* _Written request_
Look through the lines below and extract each one that contains "title".

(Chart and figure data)
====================
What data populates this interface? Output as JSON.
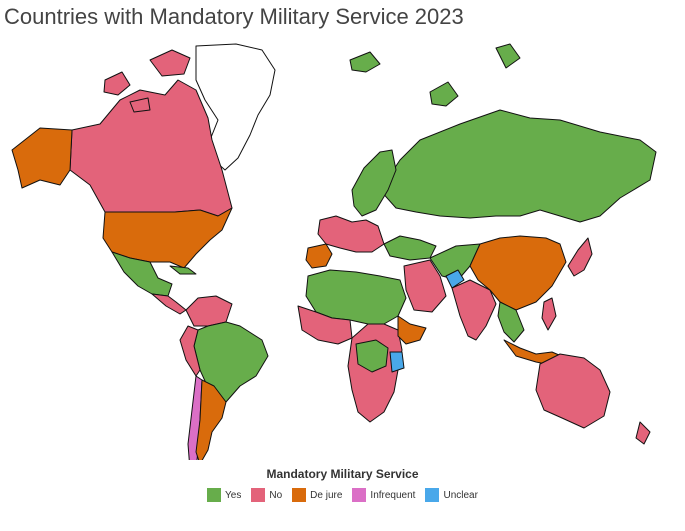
{
  "title": "Countries with Mandatory Military Service 2023",
  "legend": {
    "title": "Mandatory Military Service",
    "items": [
      {
        "key": "yes",
        "label": "Yes",
        "color": "#67ad4b"
      },
      {
        "key": "no",
        "label": "No",
        "color": "#e3637a"
      },
      {
        "key": "dejure",
        "label": "De jure",
        "color": "#d96b0c"
      },
      {
        "key": "infrequent",
        "label": "Infrequent",
        "color": "#db6fc6"
      },
      {
        "key": "unclear",
        "label": "Unclear",
        "color": "#49a8ea"
      }
    ]
  }
}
====================
* _Task result_
  "title": "Countries with Mandatory Military Service 2023",
    "title": "Mandatory Military Service",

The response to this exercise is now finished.